### Data excerpts
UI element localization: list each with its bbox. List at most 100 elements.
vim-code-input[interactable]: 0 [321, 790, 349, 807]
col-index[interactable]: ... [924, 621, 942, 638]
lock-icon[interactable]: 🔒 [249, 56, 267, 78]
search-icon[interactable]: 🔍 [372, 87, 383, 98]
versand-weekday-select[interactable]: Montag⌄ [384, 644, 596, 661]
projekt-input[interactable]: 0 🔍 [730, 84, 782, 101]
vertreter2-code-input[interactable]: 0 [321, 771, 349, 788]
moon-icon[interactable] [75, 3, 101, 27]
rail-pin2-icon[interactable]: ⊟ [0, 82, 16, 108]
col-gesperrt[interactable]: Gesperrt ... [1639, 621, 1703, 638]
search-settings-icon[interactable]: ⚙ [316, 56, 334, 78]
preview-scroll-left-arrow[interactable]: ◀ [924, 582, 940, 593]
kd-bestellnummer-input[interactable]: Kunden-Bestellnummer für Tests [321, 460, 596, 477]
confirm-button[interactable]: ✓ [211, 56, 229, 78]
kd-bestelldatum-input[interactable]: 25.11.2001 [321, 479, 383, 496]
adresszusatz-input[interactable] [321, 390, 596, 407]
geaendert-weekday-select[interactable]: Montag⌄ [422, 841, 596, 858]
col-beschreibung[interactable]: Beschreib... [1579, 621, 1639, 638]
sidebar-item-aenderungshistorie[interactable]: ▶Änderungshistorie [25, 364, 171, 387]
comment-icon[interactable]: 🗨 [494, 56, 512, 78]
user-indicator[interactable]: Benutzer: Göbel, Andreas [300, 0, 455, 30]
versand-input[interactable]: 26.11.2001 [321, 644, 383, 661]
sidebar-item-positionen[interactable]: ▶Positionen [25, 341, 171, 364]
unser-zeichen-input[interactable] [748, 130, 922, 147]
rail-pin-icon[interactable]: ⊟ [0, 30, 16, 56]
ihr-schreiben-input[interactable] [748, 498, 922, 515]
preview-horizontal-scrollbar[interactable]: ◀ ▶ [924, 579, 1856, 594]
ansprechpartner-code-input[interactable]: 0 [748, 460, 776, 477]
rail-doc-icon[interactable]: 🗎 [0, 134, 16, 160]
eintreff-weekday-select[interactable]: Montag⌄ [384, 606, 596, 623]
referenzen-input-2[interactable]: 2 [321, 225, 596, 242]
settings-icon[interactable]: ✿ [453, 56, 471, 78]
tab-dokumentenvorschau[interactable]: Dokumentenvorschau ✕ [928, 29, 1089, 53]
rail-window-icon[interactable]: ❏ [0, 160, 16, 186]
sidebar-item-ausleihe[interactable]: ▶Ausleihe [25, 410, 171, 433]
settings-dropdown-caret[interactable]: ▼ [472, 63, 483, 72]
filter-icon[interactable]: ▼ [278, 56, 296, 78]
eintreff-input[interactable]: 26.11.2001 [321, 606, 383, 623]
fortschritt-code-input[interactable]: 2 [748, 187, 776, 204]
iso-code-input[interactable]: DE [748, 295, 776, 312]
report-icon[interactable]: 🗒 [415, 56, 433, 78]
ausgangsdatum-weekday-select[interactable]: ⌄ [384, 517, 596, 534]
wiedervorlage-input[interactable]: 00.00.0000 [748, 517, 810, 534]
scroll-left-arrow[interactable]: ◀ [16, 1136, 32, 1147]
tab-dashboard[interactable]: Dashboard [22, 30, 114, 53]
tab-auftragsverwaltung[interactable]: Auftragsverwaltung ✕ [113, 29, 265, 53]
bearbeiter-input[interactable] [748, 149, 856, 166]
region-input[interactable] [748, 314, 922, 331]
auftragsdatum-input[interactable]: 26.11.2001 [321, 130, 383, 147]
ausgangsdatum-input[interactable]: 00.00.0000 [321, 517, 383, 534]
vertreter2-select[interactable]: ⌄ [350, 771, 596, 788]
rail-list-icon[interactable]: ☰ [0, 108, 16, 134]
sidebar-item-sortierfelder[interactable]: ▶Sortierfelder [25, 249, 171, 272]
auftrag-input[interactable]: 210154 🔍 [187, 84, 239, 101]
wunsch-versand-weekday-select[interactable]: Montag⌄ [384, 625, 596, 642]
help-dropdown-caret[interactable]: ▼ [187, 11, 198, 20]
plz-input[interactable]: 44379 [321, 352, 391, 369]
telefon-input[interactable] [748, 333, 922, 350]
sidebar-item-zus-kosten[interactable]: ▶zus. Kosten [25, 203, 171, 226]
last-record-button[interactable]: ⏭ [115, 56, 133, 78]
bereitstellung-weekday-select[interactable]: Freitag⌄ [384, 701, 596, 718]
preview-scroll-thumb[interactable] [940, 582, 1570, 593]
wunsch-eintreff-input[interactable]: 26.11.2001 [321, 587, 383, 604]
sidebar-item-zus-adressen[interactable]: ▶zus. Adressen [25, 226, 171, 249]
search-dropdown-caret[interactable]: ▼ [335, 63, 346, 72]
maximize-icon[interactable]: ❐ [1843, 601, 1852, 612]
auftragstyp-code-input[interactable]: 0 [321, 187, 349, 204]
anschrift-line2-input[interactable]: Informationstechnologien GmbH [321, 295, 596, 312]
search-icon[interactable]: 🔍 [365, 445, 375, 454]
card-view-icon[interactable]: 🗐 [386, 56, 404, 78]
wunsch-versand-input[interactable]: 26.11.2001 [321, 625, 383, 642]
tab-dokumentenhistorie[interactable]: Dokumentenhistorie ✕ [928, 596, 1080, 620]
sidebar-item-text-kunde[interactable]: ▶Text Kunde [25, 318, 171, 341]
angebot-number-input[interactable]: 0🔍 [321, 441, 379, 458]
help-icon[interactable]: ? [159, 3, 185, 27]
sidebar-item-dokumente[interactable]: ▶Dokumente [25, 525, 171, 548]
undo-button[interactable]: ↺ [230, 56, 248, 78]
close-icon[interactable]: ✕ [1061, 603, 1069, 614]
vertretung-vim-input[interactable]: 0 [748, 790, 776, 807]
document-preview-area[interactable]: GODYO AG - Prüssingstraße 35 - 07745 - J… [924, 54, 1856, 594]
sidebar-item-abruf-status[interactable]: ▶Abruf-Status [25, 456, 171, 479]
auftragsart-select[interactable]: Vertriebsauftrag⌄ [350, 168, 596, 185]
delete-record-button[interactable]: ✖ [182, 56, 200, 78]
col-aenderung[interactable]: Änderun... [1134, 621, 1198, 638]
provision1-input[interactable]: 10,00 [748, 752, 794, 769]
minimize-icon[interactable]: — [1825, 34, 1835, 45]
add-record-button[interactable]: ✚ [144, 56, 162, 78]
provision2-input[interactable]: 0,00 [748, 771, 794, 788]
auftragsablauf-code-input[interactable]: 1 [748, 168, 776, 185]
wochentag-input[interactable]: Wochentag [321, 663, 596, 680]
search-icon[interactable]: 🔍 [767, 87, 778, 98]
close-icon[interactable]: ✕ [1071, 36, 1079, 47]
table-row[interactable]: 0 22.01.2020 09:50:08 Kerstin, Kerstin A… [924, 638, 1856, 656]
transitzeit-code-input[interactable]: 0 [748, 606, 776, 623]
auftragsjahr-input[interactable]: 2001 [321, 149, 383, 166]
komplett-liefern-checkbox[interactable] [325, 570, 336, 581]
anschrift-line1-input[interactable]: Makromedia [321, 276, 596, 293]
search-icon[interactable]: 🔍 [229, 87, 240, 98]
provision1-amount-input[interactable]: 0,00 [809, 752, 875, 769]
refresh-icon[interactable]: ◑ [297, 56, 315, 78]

### Task objective
Please copy the data above word for word, every line of it.

### Answer to the task
UI element localization: list each with its bbox. List at most 100 elements.
vim-code-input[interactable]: 0 [321, 790, 349, 807]
col-index[interactable]: ... [924, 621, 942, 638]
lock-icon[interactable]: 🔒 [249, 56, 267, 78]
search-icon[interactable]: 🔍 [372, 87, 383, 98]
versand-weekday-select[interactable]: Montag⌄ [384, 644, 596, 661]
projekt-input[interactable]: 0 🔍 [730, 84, 782, 101]
vertreter2-code-input[interactable]: 0 [321, 771, 349, 788]
moon-icon[interactable] [75, 3, 101, 27]
rail-pin2-icon[interactable]: ⊟ [0, 82, 16, 108]
col-gesperrt[interactable]: Gesperrt ... [1639, 621, 1703, 638]
search-settings-icon[interactable]: ⚙ [316, 56, 334, 78]
preview-scroll-left-arrow[interactable]: ◀ [924, 582, 940, 593]
kd-bestellnummer-input[interactable]: Kunden-Bestellnummer für Tests [321, 460, 596, 477]
confirm-button[interactable]: ✓ [211, 56, 229, 78]
kd-bestelldatum-input[interactable]: 25.11.2001 [321, 479, 383, 496]
adresszusatz-input[interactable] [321, 390, 596, 407]
geaendert-weekday-select[interactable]: Montag⌄ [422, 841, 596, 858]
col-beschreibung[interactable]: Beschreib... [1579, 621, 1639, 638]
sidebar-item-aenderungshistorie[interactable]: ▶Änderungshistorie [25, 364, 171, 387]
comment-icon[interactable]: 🗨 [494, 56, 512, 78]
user-indicator[interactable]: Benutzer: Göbel, Andreas [300, 0, 455, 30]
versand-input[interactable]: 26.11.2001 [321, 644, 383, 661]
sidebar-item-positionen[interactable]: ▶Positionen [25, 341, 171, 364]
unser-zeichen-input[interactable] [748, 130, 922, 147]
rail-pin-icon[interactable]: ⊟ [0, 30, 16, 56]
ihr-schreiben-input[interactable] [748, 498, 922, 515]
preview-horizontal-scrollbar[interactable]: ◀ ▶ [924, 579, 1856, 594]
ansprechpartner-code-input[interactable]: 0 [748, 460, 776, 477]
rail-doc-icon[interactable]: 🗎 [0, 134, 16, 160]
eintreff-weekday-select[interactable]: Montag⌄ [384, 606, 596, 623]
referenzen-input-2[interactable]: 2 [321, 225, 596, 242]
settings-icon[interactable]: ✿ [453, 56, 471, 78]
tab-dokumentenvorschau[interactable]: Dokumentenvorschau ✕ [928, 29, 1089, 53]
rail-window-icon[interactable]: ❏ [0, 160, 16, 186]
sidebar-item-ausleihe[interactable]: ▶Ausleihe [25, 410, 171, 433]
settings-dropdown-caret[interactable]: ▼ [472, 63, 483, 72]
filter-icon[interactable]: ▼ [278, 56, 296, 78]
eintreff-input[interactable]: 26.11.2001 [321, 606, 383, 623]
fortschritt-code-input[interactable]: 2 [748, 187, 776, 204]
iso-code-input[interactable]: DE [748, 295, 776, 312]
report-icon[interactable]: 🗒 [415, 56, 433, 78]
ausgangsdatum-weekday-select[interactable]: ⌄ [384, 517, 596, 534]
wiedervorlage-input[interactable]: 00.00.0000 [748, 517, 810, 534]
scroll-left-arrow[interactable]: ◀ [16, 1136, 32, 1147]
tab-dashboard[interactable]: Dashboard [22, 30, 114, 53]
tab-auftragsverwaltung[interactable]: Auftragsverwaltung ✕ [113, 29, 265, 53]
bearbeiter-input[interactable] [748, 149, 856, 166]
region-input[interactable] [748, 314, 922, 331]
auftragsdatum-input[interactable]: 26.11.2001 [321, 130, 383, 147]
ausgangsdatum-input[interactable]: 00.00.0000 [321, 517, 383, 534]
vertreter2-select[interactable]: ⌄ [350, 771, 596, 788]
rail-list-icon[interactable]: ☰ [0, 108, 16, 134]
sidebar-item-sortierfelder[interactable]: ▶Sortierfelder [25, 249, 171, 272]
auftrag-input[interactable]: 210154 🔍 [187, 84, 239, 101]
wunsch-versand-weekday-select[interactable]: Montag⌄ [384, 625, 596, 642]
help-dropdown-caret[interactable]: ▼ [187, 11, 198, 20]
plz-input[interactable]: 44379 [321, 352, 391, 369]
telefon-input[interactable] [748, 333, 922, 350]
sidebar-item-zus-kosten[interactable]: ▶zus. Kosten [25, 203, 171, 226]
last-record-button[interactable]: ⏭ [115, 56, 133, 78]
bereitstellung-weekday-select[interactable]: Freitag⌄ [384, 701, 596, 718]
preview-scroll-thumb[interactable] [940, 582, 1570, 593]
wunsch-eintreff-input[interactable]: 26.11.2001 [321, 587, 383, 604]
sidebar-item-zus-adressen[interactable]: ▶zus. Adressen [25, 226, 171, 249]
search-dropdown-caret[interactable]: ▼ [335, 63, 346, 72]
maximize-icon[interactable]: ❐ [1843, 601, 1852, 612]
auftragstyp-code-input[interactable]: 0 [321, 187, 349, 204]
anschrift-line2-input[interactable]: Informationstechnologien GmbH [321, 295, 596, 312]
search-icon[interactable]: 🔍 [365, 445, 375, 454]
card-view-icon[interactable]: 🗐 [386, 56, 404, 78]
wunsch-versand-input[interactable]: 26.11.2001 [321, 625, 383, 642]
tab-dokumentenhistorie[interactable]: Dokumentenhistorie ✕ [928, 596, 1080, 620]
sidebar-item-text-kunde[interactable]: ▶Text Kunde [25, 318, 171, 341]
angebot-number-input[interactable]: 0🔍 [321, 441, 379, 458]
help-icon[interactable]: ? [159, 3, 185, 27]
sidebar-item-dokumente[interactable]: ▶Dokumente [25, 525, 171, 548]
undo-button[interactable]: ↺ [230, 56, 248, 78]
close-icon[interactable]: ✕ [1061, 603, 1069, 614]
vertretung-vim-input[interactable]: 0 [748, 790, 776, 807]
document-preview-area[interactable]: GODYO AG - Prüssingstraße 35 - 07745 - J… [924, 54, 1856, 594]
sidebar-item-abruf-status[interactable]: ▶Abruf-Status [25, 456, 171, 479]
auftragsart-select[interactable]: Vertriebsauftrag⌄ [350, 168, 596, 185]
delete-record-button[interactable]: ✖ [182, 56, 200, 78]
col-aenderung[interactable]: Änderun... [1134, 621, 1198, 638]
provision1-input[interactable]: 10,00 [748, 752, 794, 769]
minimize-icon[interactable]: — [1825, 34, 1835, 45]
add-record-button[interactable]: ✚ [144, 56, 162, 78]
provision2-input[interactable]: 0,00 [748, 771, 794, 788]
auftragsablauf-code-input[interactable]: 1 [748, 168, 776, 185]
wochentag-input[interactable]: Wochentag [321, 663, 596, 680]
search-icon[interactable]: 🔍 [767, 87, 778, 98]
close-icon[interactable]: ✕ [1071, 36, 1079, 47]
table-row[interactable]: 0 22.01.2020 09:50:08 Kerstin, Kerstin A… [924, 638, 1856, 656]
transitzeit-code-input[interactable]: 0 [748, 606, 776, 623]
auftragsjahr-input[interactable]: 2001 [321, 149, 383, 166]
komplett-liefern-checkbox[interactable] [325, 570, 336, 581]
anschrift-line1-input[interactable]: Makromedia [321, 276, 596, 293]
search-icon[interactable]: 🔍 [229, 87, 240, 98]
provision1-amount-input[interactable]: 0,00 [809, 752, 875, 769]
refresh-icon[interactable]: ◑ [297, 56, 315, 78]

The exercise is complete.